▸ **TO DO**
State the number of lines that contain the word "object", and add nothing else.

**** EXERCISE MATERIAL

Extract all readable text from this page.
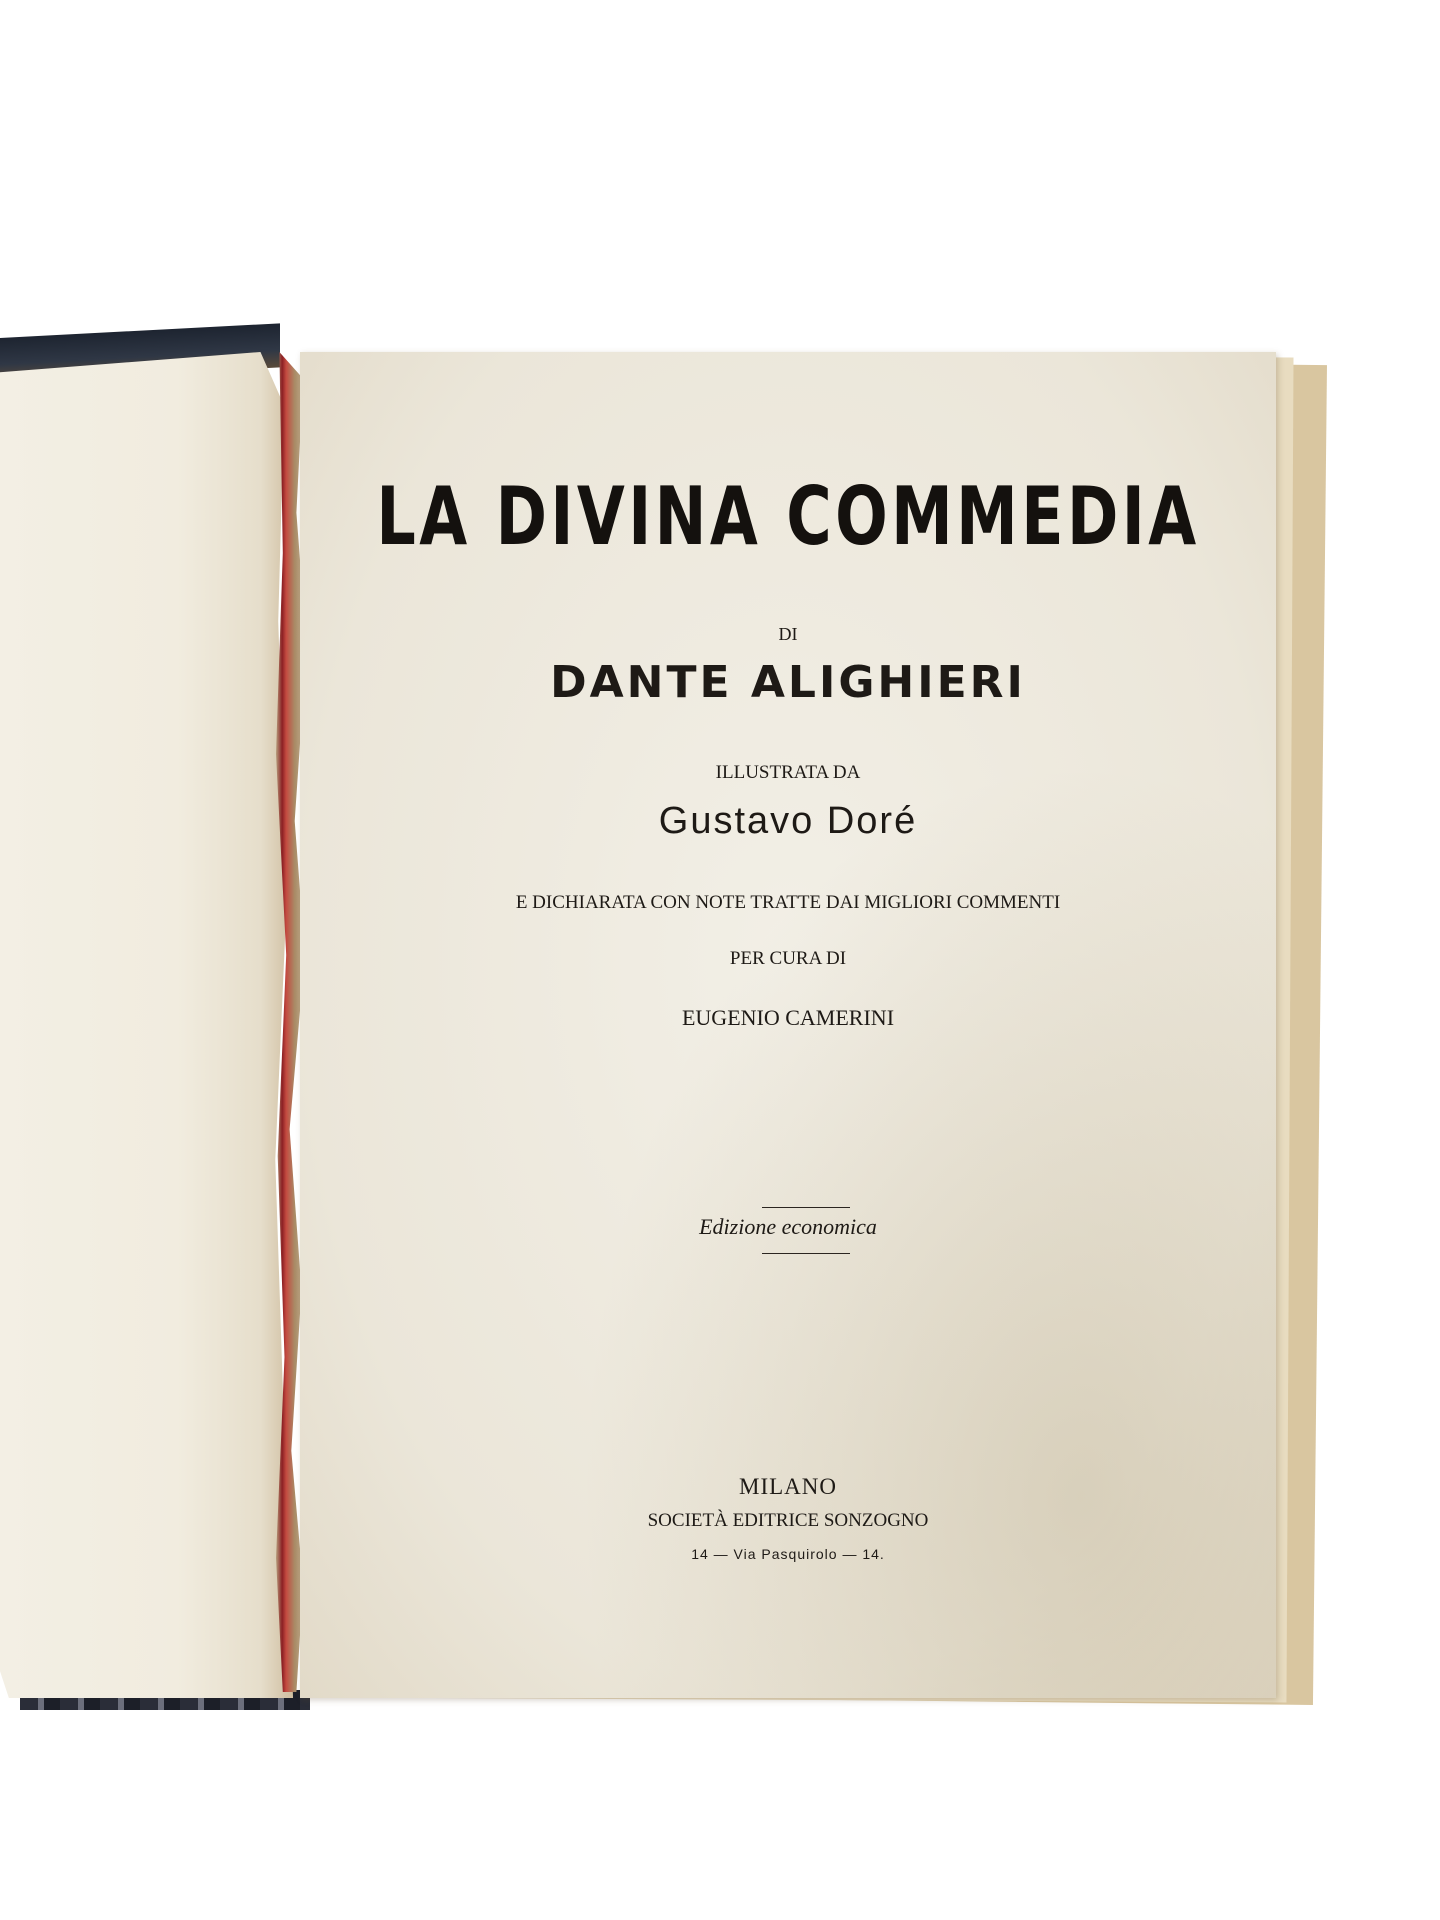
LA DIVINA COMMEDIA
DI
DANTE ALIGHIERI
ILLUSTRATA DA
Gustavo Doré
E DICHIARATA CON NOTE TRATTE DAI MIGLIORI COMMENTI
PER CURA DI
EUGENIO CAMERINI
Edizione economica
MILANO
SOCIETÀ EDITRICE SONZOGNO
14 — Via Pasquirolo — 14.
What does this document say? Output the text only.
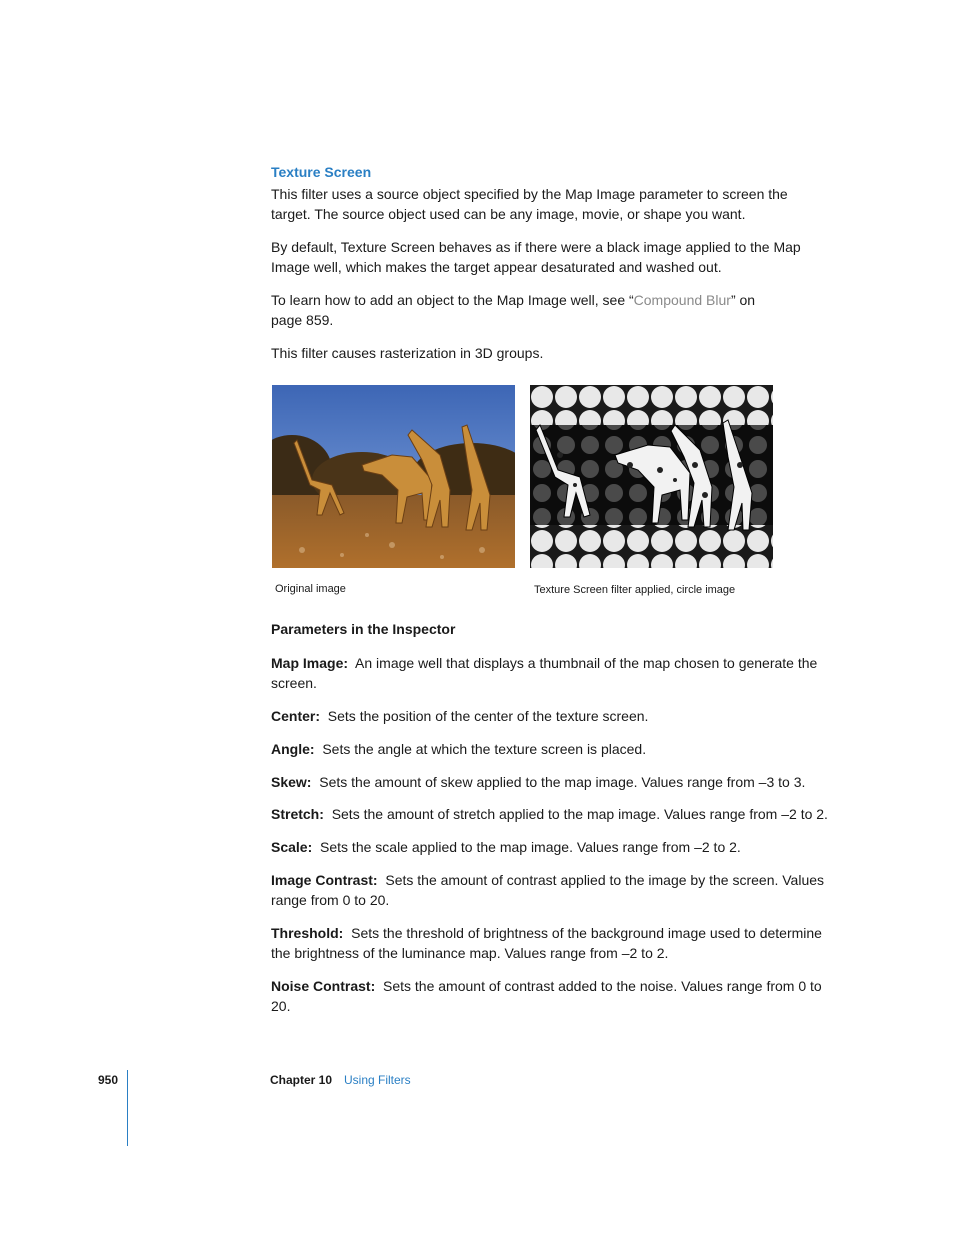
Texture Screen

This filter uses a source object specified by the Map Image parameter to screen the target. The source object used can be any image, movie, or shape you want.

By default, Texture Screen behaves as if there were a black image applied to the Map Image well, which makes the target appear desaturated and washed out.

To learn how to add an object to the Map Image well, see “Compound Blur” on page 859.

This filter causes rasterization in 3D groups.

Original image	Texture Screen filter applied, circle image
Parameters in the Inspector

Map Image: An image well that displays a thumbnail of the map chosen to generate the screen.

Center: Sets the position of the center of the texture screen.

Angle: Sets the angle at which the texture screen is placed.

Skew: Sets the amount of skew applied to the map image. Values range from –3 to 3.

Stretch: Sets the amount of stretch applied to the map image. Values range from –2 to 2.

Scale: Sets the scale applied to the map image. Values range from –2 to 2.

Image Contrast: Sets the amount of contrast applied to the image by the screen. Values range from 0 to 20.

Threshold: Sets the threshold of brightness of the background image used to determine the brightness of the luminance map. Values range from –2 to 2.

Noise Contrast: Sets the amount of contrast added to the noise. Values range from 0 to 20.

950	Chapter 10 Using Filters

********

▸ **THE OUTPUT**
2